_Given exercise_
Put the lines from the first line of the data through the line with "n-input[interactable]: 4 [237,38,272,55]", both included, into a JSON list of strings with one string per line, leaving out blank lines. Use only those lines.
** start Provided records **
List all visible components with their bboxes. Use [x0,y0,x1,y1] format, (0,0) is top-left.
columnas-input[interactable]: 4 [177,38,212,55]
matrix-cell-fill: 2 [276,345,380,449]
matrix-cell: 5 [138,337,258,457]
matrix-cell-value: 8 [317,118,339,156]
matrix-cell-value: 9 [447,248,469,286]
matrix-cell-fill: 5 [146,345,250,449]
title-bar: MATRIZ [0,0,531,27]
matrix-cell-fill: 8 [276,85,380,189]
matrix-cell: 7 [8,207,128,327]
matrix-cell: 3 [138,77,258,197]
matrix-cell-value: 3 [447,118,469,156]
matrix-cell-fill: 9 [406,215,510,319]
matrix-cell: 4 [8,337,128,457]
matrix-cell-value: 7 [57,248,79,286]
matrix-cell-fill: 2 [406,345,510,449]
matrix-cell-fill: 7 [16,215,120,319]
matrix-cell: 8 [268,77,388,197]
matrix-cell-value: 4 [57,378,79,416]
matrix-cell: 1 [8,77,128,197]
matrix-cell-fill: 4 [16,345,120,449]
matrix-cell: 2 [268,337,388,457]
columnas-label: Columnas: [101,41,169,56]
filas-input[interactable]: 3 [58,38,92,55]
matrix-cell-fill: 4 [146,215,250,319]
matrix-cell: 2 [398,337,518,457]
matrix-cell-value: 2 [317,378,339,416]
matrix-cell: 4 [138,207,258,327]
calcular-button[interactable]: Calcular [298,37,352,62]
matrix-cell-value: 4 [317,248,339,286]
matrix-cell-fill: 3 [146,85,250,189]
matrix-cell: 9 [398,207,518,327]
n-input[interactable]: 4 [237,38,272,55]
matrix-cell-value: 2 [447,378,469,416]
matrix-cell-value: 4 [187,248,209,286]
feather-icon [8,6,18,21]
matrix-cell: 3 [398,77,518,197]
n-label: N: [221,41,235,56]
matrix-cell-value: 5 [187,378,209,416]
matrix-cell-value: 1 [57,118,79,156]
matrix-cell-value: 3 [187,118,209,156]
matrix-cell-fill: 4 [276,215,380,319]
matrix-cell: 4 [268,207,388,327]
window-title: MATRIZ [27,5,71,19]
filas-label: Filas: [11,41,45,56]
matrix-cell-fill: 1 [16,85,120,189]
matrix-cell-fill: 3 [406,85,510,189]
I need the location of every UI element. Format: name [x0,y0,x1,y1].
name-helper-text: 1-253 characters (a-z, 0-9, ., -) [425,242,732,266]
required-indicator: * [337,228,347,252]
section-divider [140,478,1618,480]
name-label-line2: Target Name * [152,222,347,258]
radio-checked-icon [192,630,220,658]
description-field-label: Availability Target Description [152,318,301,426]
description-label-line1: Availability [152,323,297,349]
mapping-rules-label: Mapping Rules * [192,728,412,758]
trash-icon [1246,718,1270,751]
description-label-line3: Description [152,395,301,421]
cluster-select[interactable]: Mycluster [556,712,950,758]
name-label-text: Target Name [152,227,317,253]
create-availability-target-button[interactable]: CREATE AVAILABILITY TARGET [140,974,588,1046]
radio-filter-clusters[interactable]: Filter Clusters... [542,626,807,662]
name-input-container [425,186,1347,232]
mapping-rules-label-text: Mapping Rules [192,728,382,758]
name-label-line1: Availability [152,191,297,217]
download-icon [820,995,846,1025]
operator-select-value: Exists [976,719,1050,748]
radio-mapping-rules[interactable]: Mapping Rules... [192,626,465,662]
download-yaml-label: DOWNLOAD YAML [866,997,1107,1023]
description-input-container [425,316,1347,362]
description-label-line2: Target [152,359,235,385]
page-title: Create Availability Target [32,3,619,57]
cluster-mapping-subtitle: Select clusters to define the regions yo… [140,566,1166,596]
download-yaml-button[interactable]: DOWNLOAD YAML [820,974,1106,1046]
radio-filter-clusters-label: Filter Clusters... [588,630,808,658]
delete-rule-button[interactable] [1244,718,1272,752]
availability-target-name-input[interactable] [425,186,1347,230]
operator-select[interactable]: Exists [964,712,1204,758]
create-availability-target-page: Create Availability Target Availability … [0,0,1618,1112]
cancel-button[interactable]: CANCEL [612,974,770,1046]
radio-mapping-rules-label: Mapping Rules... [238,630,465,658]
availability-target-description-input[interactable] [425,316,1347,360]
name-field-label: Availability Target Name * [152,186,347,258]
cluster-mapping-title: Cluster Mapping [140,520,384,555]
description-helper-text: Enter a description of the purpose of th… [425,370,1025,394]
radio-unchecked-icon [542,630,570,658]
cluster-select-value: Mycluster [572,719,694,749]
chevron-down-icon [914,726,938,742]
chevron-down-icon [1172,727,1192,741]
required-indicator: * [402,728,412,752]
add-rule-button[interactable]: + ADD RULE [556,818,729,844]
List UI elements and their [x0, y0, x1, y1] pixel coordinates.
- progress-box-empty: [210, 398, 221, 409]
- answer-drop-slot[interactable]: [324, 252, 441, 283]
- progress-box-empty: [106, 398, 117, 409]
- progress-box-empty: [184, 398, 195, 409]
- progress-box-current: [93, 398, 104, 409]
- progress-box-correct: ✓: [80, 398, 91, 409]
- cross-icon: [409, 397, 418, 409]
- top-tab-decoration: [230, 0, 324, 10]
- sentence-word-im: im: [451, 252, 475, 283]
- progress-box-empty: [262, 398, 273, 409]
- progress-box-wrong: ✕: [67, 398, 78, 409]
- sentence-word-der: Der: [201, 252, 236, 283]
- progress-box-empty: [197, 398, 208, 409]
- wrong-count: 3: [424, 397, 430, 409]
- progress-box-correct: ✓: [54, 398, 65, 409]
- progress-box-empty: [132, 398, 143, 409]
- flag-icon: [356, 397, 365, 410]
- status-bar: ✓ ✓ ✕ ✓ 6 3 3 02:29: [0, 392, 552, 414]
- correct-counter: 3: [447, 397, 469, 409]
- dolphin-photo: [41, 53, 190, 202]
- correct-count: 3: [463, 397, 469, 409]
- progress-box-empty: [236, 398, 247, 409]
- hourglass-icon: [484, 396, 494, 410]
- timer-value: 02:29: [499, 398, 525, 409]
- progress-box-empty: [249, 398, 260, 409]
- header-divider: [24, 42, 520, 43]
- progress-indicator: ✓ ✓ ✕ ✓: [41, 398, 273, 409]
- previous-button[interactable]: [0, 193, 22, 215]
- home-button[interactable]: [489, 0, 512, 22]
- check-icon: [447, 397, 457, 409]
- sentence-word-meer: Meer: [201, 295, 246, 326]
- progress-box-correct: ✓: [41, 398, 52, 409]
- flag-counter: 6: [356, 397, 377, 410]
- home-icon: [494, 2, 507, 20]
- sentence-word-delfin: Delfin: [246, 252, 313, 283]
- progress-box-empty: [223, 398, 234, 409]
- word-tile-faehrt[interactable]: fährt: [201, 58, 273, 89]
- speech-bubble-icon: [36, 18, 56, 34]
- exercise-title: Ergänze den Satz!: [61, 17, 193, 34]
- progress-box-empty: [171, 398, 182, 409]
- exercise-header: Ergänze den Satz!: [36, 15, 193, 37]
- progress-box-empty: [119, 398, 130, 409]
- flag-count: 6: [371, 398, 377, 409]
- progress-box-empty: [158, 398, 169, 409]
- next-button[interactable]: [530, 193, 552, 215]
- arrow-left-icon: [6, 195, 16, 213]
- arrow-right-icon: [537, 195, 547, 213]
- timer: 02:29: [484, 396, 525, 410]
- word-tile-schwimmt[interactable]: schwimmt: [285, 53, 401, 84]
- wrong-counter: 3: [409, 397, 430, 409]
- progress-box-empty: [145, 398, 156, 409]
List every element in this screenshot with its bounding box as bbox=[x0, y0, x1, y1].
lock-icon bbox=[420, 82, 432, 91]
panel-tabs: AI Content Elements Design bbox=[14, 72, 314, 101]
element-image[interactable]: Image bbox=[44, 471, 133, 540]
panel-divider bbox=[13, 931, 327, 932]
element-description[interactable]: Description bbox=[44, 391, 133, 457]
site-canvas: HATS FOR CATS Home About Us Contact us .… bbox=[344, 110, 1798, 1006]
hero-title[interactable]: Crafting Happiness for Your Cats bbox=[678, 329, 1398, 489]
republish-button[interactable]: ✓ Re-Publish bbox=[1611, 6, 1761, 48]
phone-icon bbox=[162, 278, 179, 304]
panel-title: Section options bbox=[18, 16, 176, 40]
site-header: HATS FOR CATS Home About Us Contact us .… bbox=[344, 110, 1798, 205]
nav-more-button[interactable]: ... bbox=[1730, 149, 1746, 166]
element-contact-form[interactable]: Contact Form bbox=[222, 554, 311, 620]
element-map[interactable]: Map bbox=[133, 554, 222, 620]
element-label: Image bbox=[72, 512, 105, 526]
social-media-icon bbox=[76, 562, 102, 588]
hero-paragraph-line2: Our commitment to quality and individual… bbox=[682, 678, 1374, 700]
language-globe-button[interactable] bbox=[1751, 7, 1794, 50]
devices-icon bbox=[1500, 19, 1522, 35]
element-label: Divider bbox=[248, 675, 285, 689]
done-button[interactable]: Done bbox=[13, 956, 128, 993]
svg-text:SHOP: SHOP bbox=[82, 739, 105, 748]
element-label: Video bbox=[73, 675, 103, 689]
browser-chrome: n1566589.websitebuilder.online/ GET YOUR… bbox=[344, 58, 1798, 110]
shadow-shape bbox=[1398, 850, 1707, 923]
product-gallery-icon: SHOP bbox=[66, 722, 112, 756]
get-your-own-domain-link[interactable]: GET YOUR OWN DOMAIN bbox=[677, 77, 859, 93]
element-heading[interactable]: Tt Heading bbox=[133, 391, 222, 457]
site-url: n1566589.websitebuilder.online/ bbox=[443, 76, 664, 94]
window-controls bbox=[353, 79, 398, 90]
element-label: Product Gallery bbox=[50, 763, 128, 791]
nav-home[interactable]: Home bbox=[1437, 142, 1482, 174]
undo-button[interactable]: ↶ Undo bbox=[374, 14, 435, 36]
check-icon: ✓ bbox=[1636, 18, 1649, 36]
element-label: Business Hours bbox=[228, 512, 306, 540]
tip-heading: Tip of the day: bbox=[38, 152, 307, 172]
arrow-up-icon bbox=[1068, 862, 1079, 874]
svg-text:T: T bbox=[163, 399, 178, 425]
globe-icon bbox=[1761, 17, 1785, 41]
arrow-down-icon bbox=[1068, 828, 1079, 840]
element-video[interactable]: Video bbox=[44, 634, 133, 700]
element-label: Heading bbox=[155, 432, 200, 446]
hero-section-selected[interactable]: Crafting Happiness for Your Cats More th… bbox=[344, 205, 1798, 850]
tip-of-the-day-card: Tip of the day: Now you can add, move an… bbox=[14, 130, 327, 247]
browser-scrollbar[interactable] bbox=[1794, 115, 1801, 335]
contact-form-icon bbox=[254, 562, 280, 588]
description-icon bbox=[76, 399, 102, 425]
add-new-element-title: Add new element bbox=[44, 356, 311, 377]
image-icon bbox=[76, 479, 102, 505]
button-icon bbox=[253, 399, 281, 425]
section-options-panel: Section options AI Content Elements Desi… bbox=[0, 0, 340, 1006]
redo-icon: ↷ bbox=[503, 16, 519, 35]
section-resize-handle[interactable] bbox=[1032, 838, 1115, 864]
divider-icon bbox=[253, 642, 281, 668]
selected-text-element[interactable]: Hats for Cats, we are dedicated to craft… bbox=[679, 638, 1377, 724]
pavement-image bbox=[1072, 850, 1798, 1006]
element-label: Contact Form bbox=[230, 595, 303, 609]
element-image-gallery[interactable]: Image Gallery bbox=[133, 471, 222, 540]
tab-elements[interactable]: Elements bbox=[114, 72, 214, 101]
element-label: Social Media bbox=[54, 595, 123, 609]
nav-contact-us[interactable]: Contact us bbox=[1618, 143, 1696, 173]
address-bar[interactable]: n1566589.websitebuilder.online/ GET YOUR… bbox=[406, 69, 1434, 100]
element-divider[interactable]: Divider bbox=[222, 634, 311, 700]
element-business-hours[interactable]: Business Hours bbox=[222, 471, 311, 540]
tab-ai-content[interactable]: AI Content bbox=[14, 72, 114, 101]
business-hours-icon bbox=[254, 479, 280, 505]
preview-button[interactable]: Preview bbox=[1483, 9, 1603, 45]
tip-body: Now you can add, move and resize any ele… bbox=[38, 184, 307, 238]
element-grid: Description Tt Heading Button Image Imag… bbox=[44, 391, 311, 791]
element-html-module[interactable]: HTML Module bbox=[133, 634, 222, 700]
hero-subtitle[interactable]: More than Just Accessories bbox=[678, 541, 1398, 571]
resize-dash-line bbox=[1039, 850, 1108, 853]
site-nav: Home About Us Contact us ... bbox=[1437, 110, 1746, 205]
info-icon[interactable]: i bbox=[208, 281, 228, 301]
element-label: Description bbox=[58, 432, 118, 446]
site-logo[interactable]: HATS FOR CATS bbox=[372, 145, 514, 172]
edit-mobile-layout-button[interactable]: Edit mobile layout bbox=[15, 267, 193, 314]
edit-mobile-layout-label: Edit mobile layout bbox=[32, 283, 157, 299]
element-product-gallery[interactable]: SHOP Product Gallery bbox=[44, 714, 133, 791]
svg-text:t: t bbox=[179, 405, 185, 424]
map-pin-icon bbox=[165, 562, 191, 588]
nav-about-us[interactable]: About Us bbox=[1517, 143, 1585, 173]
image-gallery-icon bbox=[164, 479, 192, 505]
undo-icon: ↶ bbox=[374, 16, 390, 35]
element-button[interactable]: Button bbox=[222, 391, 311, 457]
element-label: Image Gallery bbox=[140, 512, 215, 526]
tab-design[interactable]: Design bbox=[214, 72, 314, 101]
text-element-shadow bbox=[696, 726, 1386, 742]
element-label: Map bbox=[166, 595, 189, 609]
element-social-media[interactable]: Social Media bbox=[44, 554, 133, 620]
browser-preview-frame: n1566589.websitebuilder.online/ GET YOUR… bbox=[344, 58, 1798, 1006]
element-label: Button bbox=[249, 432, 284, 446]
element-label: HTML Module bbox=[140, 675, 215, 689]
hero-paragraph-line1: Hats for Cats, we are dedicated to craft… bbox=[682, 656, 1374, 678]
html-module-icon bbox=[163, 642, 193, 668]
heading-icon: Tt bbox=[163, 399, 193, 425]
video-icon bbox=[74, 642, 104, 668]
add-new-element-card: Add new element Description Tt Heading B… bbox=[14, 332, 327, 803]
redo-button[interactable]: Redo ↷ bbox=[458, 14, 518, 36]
** end Provided records **
_Expected output_
[
  "List all visible components with their bboxes. Use [x0,y0,x1,y1] format, (0,0) is top-left.",
  "columnas-input[interactable]: 4 [177,38,212,55]",
  "matrix-cell-fill: 2 [276,345,380,449]",
  "matrix-cell: 5 [138,337,258,457]",
  "matrix-cell-value: 8 [317,118,339,156]",
  "matrix-cell-value: 9 [447,248,469,286]",
  "matrix-cell-fill: 5 [146,345,250,449]",
  "title-bar: MATRIZ [0,0,531,27]",
  "matrix-cell-fill: 8 [276,85,380,189]",
  "matrix-cell: 7 [8,207,128,327]",
  "matrix-cell: 3 [138,77,258,197]",
  "matrix-cell-value: 3 [447,118,469,156]",
  "matrix-cell-fill: 9 [406,215,510,319]",
  "matrix-cell: 4 [8,337,128,457]",
  "matrix-cell-value: 7 [57,248,79,286]",
  "matrix-cell-fill: 2 [406,345,510,449]",
  "matrix-cell-fill: 7 [16,215,120,319]",
  "matrix-cell: 8 [268,77,388,197]",
  "matrix-cell-value: 4 [57,378,79,416]",
  "matrix-cell: 1 [8,77,128,197]",
  "matrix-cell-fill: 4 [16,345,120,449]",
  "matrix-cell: 2 [268,337,388,457]",
  "columnas-label: Columnas: [101,41,169,56]",
  "filas-input[interactable]: 3 [58,38,92,55]",
  "matrix-cell-fill: 4 [146,215,250,319]",
  "matrix-cell: 2 [398,337,518,457]",
  "matrix-cell-value: 2 [317,378,339,416]",
  "matrix-cell: 4 [138,207,258,327]",
  "calcular-button[interactable]: Calcular [298,37,352,62]",
  "matrix-cell-value: 4 [317,248,339,286]",
  "matrix-cell-fill: 3 [146,85,250,189]",
  "matrix-cell: 9 [398,207,518,327]",
  "n-input[interactable]: 4 [237,38,272,55]"
]